**Figure collection entries:**
━━━━━━━━━━━━━━━━━━━━

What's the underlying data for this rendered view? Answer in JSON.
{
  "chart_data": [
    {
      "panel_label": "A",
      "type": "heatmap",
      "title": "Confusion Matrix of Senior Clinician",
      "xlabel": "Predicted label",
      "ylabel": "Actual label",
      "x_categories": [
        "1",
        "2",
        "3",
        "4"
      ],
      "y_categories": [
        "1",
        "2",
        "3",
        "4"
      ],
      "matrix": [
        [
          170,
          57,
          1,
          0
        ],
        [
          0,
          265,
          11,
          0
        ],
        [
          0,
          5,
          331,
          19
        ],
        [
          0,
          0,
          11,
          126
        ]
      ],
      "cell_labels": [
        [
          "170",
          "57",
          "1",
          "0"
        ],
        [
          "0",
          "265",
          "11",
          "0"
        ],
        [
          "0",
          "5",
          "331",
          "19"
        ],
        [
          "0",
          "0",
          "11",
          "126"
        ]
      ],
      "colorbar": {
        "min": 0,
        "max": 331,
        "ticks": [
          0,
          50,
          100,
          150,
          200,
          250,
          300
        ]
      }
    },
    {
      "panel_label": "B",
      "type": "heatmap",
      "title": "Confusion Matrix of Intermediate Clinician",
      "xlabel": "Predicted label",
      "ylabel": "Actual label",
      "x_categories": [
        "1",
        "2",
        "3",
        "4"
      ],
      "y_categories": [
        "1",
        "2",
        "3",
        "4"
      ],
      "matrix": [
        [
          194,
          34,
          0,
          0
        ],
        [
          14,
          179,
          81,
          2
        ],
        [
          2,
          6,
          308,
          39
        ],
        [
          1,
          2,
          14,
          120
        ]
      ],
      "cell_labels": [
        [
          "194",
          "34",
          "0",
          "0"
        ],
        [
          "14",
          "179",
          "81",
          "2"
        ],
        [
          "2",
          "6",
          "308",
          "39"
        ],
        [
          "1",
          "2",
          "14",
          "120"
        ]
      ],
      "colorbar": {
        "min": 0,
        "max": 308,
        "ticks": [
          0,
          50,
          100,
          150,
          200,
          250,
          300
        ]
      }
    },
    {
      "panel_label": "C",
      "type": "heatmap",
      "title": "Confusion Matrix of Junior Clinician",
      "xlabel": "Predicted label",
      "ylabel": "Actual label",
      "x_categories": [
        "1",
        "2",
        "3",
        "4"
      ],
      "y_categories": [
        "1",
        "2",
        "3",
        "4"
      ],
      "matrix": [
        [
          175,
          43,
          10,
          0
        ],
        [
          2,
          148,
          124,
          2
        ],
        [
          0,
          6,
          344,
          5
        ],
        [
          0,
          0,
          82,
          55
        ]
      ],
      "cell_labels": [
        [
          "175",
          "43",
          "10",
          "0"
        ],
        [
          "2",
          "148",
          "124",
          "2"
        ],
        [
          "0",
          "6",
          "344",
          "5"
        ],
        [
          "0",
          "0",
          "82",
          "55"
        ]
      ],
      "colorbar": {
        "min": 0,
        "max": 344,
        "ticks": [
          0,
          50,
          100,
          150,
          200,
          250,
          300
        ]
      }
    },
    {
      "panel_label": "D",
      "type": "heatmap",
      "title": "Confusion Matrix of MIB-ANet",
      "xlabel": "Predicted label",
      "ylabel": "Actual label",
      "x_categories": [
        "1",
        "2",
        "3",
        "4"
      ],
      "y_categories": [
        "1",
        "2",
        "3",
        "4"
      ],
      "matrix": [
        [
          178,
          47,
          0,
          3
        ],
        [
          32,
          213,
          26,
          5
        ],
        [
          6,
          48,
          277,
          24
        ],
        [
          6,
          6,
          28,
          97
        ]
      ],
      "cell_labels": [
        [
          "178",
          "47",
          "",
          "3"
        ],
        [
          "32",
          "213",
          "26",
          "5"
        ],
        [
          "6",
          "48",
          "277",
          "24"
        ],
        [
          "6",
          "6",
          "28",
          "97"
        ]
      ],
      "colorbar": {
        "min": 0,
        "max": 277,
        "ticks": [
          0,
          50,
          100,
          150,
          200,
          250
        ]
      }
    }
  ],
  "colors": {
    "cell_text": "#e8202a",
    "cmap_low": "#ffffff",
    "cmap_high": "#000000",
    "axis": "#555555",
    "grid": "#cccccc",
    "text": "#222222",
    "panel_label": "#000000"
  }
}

━━━━━━━━━━━━━━━━━━━━

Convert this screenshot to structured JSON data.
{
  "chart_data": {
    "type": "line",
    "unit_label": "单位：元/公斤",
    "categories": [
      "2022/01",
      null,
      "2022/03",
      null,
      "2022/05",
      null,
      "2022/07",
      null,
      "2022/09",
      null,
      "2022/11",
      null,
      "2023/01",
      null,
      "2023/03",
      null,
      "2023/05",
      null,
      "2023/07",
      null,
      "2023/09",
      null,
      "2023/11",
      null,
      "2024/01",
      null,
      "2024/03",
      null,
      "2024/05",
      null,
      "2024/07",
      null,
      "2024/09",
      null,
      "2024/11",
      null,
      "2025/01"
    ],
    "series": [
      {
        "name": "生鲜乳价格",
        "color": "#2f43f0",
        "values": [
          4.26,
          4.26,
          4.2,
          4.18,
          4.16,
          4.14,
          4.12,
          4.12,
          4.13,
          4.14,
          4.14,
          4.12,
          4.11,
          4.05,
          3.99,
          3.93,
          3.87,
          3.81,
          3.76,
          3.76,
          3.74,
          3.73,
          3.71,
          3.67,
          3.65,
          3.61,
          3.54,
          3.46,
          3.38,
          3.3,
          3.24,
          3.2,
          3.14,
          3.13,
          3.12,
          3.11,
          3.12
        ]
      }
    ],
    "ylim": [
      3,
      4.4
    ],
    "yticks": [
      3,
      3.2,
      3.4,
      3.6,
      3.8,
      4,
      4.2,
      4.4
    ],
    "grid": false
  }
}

━━━━━━━━━━━━━━━━━━━━

**OBJECTIVE:**
Copy each line containing the word "title" from the data.

**RESPONSE TO THIS TASK:**
      "title": "Confusion Matrix of Senior Clinician",
      "title": "Confusion Matrix of Intermediate Clinician",
      "title": "Confusion Matrix of Junior Clinician",
      "title": "Confusion Matrix of MIB-ANet",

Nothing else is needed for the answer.